■ **Material for the task**:
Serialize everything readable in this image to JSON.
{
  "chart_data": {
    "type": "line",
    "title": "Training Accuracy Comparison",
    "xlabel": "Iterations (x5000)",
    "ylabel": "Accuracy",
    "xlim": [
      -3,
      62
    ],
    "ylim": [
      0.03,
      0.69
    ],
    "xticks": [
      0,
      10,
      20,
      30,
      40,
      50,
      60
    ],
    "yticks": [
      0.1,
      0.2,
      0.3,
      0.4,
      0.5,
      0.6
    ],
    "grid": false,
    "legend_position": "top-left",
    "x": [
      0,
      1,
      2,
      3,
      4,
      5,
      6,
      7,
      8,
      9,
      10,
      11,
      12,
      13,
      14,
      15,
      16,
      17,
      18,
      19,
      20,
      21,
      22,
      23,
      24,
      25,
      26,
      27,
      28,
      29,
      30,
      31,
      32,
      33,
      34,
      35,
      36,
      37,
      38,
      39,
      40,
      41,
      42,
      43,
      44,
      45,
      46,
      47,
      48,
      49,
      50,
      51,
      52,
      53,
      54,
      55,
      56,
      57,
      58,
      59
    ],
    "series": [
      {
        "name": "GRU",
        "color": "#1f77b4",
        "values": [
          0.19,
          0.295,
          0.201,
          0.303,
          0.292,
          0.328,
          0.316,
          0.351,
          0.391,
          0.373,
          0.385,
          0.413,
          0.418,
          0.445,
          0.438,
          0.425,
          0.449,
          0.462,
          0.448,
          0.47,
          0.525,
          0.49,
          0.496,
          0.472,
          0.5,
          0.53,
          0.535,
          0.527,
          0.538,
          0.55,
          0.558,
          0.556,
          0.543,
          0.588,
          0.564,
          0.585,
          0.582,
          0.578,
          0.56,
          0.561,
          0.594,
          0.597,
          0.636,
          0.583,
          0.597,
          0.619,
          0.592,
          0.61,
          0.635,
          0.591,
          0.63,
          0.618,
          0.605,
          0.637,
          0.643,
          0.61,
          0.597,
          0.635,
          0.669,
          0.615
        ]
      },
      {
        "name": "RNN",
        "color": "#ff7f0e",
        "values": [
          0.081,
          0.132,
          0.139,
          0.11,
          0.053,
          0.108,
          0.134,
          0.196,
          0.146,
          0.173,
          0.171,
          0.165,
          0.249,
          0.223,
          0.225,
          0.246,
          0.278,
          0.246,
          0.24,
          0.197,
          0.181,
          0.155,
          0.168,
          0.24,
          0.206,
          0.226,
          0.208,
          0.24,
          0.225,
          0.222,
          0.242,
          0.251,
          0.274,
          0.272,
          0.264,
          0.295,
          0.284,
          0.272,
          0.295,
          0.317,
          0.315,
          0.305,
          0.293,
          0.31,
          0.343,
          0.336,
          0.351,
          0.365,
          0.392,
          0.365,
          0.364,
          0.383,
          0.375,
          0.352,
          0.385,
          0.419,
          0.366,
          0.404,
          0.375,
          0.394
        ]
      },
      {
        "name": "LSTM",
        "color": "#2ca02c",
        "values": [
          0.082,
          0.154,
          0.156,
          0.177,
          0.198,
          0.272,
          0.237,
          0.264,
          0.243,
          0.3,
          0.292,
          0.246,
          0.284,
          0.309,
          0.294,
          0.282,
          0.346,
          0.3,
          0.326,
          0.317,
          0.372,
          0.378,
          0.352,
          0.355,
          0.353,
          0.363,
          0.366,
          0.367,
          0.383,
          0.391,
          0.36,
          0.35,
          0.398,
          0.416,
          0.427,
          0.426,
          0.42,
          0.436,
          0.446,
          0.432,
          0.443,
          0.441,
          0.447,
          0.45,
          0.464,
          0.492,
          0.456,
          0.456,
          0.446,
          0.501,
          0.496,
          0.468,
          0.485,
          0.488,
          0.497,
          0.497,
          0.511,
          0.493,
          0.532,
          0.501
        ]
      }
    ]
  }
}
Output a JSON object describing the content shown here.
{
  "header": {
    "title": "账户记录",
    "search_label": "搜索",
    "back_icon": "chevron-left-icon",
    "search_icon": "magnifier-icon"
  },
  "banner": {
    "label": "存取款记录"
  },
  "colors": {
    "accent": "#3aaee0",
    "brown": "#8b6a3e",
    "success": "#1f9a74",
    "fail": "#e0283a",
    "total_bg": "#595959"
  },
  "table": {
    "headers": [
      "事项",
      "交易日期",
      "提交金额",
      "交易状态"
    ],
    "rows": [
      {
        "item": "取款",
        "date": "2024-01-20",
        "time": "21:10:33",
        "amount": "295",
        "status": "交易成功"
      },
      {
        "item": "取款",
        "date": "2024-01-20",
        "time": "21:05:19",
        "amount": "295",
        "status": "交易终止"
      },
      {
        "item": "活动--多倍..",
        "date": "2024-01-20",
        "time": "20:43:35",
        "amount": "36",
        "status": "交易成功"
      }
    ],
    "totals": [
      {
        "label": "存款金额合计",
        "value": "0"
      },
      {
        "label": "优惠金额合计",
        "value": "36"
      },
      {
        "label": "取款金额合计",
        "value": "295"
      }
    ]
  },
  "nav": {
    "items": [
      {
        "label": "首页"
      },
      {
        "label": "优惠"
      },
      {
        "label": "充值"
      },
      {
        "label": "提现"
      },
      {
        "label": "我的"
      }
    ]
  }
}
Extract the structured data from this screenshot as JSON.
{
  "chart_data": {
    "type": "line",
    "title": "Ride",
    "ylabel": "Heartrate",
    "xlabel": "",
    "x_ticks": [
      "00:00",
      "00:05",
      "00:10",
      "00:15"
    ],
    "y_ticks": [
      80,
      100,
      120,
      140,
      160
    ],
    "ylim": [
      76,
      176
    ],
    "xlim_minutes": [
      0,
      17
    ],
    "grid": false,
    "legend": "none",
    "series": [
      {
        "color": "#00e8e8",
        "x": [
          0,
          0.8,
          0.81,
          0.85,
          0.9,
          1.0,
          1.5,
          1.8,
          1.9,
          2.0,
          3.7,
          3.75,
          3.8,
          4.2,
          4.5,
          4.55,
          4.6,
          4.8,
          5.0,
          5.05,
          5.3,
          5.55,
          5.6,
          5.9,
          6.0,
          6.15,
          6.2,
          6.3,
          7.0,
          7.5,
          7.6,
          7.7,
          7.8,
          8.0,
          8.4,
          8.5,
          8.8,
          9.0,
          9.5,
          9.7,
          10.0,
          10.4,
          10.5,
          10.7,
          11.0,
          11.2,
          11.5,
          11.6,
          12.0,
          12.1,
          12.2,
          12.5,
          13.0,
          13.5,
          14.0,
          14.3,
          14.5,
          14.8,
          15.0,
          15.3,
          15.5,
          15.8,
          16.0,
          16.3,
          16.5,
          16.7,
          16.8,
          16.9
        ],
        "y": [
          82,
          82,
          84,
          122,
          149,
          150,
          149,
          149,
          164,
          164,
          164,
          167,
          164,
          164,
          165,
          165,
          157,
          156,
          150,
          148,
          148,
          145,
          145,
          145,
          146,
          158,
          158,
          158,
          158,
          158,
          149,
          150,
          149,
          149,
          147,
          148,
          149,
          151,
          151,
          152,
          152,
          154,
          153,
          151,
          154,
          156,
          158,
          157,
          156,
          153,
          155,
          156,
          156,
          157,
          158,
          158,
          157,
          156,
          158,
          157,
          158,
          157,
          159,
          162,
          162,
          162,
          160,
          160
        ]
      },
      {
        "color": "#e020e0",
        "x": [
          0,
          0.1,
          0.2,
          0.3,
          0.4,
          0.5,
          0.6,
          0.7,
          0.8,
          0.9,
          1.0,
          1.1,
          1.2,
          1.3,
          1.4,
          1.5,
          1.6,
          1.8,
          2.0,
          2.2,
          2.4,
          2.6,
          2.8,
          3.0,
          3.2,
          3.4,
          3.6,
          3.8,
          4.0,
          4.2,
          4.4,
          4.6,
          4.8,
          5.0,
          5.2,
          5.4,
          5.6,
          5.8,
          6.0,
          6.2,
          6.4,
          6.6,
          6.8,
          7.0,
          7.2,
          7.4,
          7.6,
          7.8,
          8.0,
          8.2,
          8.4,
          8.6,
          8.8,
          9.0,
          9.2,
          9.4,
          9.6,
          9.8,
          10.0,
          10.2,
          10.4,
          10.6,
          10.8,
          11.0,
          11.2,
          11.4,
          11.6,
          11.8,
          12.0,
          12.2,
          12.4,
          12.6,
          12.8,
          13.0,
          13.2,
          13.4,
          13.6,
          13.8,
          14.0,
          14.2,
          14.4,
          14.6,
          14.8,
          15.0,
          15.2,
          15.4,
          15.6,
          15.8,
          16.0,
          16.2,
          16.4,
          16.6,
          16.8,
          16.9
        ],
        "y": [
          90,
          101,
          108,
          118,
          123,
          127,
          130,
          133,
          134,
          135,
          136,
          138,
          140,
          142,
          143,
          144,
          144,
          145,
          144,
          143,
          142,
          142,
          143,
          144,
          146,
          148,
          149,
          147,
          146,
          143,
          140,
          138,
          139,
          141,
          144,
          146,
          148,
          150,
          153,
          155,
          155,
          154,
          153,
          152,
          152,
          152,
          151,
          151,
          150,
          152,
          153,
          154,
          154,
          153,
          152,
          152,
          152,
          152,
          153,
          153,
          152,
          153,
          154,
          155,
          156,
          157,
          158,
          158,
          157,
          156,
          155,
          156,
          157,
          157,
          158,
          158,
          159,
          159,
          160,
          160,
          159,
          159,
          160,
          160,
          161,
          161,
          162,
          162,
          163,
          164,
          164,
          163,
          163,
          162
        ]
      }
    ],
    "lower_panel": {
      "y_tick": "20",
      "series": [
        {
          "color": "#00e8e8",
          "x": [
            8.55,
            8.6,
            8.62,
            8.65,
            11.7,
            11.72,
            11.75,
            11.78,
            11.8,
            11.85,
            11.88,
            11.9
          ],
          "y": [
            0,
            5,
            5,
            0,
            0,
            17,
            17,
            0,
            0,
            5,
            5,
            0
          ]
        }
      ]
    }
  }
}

■ **Objective**: Read the entries and pick out all lines that include the word "JSON".

■ **Exercise answer**:
Serialize everything readable in this image to JSON.
Output a JSON object describing the content shown here.
Extract the structured data from this screenshot as JSON.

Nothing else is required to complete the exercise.